PROVIDED INFORMATION:
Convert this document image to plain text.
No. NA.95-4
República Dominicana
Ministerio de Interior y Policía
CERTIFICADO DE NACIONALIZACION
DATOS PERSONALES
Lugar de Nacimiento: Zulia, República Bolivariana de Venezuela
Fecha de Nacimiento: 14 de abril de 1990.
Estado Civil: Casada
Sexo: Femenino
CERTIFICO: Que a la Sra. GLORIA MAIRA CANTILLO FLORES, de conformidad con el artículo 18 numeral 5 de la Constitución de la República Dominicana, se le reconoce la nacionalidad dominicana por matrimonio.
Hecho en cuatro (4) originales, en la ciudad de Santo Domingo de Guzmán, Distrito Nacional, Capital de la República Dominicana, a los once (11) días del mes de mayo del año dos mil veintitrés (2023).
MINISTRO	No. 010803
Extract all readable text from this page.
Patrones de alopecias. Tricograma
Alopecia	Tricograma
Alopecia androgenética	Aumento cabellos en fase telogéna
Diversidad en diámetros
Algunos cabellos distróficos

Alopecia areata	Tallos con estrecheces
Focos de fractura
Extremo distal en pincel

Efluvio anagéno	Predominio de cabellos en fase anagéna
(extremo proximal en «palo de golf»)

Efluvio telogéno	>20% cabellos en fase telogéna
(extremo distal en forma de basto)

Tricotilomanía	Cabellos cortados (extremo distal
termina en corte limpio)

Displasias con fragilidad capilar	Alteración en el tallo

PROBLEM: Find each line with the string "this" and copy it out.

ANSWER BELOW:
Convert this document image to plain text.
Extract all readable text from this page.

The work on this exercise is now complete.